Every line below that holds the string "screenshot" should be copied out.

START EXCERPTED RECORDS

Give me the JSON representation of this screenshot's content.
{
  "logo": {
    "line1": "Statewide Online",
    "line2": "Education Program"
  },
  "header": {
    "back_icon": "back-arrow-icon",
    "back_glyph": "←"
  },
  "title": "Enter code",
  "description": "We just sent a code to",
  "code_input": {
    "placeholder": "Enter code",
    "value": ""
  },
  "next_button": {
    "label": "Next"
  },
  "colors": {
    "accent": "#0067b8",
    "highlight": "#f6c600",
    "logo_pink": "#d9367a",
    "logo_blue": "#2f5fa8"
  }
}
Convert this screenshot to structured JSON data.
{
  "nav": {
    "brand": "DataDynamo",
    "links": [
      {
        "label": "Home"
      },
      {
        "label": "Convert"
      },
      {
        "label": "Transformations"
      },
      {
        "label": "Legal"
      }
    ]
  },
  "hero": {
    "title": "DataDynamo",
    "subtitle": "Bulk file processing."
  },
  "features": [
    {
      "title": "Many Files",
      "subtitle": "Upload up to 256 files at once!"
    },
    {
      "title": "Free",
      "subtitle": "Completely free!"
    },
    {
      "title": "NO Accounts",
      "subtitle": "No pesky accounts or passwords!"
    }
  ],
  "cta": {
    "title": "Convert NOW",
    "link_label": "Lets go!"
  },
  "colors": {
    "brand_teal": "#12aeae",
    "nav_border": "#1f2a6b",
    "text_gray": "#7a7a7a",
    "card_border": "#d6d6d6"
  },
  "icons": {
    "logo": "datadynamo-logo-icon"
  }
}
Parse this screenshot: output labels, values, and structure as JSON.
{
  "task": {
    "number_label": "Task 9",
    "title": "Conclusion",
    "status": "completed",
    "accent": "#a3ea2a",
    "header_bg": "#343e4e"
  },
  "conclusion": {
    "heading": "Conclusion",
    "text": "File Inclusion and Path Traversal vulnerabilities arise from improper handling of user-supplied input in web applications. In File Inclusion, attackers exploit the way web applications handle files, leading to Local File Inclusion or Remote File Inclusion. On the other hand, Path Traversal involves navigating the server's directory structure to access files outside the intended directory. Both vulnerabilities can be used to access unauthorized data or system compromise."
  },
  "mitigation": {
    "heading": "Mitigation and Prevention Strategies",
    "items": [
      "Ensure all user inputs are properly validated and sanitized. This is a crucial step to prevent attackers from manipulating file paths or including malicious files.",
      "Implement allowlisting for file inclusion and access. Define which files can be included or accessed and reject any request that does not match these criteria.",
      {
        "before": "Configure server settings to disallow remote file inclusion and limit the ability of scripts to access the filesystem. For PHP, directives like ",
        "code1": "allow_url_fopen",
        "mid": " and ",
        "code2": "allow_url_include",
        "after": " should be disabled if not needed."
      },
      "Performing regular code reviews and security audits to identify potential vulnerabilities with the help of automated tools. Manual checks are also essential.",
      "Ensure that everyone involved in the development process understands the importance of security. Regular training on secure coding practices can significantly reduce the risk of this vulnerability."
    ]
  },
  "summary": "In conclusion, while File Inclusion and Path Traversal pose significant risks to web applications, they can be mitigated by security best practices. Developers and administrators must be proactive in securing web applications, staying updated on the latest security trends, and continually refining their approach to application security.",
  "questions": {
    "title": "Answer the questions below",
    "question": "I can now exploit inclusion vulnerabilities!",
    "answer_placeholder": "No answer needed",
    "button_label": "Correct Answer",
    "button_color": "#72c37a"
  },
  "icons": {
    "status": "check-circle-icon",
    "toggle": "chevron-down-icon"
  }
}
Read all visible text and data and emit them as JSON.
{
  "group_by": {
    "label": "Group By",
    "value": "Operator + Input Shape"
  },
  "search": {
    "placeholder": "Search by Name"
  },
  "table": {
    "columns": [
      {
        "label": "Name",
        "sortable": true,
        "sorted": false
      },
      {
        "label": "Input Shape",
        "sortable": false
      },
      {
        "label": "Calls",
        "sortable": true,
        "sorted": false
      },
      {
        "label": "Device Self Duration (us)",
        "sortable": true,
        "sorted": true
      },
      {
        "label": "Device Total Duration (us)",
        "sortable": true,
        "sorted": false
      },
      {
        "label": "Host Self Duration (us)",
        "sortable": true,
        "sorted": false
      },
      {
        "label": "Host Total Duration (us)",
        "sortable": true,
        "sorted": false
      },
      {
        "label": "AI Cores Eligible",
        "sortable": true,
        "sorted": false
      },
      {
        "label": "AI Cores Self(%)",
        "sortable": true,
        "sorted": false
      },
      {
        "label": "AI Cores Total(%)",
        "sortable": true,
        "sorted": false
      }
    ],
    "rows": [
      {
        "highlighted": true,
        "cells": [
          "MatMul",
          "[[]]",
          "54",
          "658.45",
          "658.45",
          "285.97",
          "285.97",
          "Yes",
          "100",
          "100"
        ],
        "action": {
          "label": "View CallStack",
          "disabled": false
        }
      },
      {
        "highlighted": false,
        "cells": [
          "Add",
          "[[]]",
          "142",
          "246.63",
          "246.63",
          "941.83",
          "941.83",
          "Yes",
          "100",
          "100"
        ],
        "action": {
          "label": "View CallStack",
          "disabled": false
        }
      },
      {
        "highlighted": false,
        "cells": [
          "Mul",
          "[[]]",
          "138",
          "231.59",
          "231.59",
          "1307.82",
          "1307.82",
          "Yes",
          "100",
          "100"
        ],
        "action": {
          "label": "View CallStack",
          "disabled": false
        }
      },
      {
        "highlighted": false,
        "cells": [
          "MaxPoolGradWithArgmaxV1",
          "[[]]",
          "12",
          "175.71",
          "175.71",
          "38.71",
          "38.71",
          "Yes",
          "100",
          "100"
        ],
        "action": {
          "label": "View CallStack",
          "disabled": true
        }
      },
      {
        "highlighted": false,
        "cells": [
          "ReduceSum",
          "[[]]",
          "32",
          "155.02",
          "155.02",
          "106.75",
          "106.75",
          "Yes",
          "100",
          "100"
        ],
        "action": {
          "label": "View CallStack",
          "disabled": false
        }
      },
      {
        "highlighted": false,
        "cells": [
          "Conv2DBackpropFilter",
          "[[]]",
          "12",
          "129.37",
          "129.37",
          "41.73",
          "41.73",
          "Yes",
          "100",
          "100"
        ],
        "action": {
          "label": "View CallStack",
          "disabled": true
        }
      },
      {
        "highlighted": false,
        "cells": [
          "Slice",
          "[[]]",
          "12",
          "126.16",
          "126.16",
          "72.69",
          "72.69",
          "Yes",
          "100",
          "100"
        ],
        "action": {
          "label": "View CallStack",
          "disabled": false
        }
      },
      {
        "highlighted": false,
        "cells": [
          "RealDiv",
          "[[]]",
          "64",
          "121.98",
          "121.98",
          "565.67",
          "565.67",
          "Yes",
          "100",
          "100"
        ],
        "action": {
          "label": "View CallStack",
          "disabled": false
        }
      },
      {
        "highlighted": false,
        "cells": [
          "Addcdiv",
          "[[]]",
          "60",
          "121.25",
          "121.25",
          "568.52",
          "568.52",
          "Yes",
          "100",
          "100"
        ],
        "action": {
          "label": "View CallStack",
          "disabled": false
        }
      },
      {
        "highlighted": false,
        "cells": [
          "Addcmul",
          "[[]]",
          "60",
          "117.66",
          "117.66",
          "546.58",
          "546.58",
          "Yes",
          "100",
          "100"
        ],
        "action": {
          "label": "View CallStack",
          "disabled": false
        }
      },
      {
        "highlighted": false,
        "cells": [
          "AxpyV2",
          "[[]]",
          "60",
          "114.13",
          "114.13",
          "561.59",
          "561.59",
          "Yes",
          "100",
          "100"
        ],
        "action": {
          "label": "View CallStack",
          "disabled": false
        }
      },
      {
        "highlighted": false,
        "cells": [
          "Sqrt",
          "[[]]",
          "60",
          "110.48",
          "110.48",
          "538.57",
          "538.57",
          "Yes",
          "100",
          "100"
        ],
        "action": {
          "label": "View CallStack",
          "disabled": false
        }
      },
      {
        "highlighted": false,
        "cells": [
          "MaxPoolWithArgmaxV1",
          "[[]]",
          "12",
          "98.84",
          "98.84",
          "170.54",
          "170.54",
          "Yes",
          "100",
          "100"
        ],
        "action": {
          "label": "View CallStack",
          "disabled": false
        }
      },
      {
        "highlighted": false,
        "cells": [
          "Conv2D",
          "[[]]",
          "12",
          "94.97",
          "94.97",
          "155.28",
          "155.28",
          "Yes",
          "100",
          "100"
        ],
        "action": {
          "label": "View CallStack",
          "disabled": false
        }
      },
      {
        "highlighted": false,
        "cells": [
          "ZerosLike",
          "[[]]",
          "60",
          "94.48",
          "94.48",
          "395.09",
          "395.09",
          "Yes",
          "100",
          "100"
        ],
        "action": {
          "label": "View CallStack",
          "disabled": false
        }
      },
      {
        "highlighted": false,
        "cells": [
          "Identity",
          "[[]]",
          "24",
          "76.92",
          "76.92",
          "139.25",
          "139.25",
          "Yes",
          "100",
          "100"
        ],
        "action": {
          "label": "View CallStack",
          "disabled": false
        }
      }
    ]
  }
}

END EXCERPTED RECORDS

◆ WORKED ANSWER ◆
Give me the JSON representation of this screenshot's content.
Convert this screenshot to structured JSON data.
Parse this screenshot: output labels, values, and structure as JSON.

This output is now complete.